## Stated goal
Search the data for the word "this" and copy every line where it occurs.

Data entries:
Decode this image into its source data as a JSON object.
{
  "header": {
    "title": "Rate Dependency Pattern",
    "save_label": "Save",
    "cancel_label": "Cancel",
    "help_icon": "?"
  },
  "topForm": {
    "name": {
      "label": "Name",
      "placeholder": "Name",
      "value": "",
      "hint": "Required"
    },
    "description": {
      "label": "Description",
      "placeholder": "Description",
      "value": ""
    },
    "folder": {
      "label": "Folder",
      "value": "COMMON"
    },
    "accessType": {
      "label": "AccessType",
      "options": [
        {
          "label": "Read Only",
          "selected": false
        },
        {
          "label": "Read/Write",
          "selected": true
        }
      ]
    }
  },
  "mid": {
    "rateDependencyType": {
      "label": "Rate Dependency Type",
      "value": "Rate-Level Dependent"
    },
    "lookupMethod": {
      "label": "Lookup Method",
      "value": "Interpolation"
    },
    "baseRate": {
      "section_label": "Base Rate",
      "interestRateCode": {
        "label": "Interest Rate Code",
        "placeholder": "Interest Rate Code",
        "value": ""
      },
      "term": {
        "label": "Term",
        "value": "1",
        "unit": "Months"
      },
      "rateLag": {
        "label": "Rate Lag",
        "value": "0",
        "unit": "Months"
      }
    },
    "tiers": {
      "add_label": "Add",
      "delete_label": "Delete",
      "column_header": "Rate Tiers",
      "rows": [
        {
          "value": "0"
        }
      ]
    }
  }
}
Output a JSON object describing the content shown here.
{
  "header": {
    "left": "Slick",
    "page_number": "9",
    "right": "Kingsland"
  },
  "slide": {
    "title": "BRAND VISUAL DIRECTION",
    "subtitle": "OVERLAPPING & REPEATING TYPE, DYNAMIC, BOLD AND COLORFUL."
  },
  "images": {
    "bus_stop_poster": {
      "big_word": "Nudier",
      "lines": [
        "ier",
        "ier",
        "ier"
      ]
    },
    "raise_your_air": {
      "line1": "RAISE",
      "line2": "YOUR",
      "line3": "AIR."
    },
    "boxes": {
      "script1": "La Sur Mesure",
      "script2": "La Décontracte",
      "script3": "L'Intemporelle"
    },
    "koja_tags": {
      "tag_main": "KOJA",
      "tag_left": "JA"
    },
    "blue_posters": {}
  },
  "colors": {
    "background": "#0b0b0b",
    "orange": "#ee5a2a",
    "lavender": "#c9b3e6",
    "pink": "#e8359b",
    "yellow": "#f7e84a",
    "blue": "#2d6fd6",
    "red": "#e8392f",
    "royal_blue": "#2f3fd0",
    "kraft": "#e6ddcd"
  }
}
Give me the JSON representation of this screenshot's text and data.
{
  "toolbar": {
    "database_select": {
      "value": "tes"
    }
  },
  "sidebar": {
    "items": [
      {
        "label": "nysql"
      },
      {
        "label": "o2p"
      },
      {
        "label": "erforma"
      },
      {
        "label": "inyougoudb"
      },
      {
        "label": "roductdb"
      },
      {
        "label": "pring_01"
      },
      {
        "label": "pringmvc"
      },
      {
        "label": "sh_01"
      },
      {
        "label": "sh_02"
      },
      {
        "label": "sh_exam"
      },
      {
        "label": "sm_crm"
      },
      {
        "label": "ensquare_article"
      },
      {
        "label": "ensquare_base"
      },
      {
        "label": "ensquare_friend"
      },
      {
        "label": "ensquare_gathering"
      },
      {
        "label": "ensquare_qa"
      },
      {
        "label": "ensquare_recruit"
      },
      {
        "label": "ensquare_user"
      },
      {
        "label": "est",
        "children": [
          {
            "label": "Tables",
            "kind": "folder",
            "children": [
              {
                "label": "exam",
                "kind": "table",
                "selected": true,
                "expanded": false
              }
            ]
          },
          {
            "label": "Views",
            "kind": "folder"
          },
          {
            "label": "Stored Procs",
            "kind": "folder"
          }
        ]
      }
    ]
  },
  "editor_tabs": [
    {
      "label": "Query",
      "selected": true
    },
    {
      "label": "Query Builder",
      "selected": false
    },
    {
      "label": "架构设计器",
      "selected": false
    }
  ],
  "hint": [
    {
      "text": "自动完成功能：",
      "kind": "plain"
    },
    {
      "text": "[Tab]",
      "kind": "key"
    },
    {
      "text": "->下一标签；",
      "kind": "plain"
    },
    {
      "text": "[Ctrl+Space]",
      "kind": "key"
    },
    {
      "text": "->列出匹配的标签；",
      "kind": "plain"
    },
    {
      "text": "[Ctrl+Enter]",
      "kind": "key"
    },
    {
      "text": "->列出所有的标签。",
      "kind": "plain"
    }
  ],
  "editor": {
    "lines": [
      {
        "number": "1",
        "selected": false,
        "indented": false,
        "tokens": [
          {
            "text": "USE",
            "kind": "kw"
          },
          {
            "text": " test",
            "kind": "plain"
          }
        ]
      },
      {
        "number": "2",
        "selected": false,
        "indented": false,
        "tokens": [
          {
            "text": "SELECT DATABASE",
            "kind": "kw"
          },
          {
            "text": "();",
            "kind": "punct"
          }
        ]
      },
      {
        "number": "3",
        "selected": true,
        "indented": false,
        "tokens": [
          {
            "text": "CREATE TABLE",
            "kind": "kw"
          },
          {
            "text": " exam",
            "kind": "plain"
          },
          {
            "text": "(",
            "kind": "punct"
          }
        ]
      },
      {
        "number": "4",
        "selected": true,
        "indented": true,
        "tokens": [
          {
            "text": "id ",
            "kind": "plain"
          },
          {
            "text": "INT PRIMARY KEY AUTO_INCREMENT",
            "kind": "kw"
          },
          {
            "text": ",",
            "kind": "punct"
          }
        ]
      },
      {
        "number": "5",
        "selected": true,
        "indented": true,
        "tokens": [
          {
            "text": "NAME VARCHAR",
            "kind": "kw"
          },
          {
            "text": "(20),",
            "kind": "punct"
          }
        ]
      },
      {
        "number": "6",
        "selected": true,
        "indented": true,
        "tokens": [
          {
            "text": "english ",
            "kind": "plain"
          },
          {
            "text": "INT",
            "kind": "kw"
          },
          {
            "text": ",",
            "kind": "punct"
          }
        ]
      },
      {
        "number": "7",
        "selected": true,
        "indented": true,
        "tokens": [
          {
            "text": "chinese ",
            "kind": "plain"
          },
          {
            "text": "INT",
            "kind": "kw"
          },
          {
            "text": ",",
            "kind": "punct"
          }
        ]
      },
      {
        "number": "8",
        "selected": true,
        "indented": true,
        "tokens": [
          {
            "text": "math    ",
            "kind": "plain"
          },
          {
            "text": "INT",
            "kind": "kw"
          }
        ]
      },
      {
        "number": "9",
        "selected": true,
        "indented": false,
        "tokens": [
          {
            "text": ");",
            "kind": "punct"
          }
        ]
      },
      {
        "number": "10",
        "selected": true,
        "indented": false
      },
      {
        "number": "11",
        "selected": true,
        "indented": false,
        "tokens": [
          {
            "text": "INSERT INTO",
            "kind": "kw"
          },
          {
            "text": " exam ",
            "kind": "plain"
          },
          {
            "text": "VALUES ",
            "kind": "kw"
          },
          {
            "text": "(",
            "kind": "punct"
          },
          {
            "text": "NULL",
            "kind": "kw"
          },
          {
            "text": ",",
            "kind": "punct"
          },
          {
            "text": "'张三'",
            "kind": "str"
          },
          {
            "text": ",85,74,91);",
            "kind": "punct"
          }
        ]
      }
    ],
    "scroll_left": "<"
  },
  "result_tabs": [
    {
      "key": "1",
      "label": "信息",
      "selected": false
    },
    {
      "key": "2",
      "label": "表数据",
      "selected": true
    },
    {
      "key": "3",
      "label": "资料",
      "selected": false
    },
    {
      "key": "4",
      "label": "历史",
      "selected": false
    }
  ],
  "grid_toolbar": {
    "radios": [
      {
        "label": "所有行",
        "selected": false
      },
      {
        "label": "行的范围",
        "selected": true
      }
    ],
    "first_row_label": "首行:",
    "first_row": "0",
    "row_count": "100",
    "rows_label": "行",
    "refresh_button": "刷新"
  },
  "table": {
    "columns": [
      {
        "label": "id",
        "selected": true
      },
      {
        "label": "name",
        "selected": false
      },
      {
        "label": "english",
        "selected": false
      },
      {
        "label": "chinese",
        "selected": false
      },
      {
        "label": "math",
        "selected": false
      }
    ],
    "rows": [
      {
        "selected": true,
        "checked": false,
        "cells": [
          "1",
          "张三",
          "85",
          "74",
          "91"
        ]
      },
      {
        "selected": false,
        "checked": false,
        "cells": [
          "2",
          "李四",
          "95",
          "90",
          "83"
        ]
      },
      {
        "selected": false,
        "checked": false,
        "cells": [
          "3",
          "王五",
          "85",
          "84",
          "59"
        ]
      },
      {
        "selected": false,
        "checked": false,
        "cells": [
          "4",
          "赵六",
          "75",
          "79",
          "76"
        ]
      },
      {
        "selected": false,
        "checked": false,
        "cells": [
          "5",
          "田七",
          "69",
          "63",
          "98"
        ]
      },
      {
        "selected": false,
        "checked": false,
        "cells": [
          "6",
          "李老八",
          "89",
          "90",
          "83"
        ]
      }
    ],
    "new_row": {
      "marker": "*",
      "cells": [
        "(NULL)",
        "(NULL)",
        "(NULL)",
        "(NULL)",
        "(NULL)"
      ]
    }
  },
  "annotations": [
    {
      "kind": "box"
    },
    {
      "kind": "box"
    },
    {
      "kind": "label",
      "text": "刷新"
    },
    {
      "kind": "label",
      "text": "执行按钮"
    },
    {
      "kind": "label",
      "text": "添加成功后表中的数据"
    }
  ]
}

## Completed exercise
Decode this image into its source data as a JSON object.
Give me the JSON representation of this screenshot's text and data.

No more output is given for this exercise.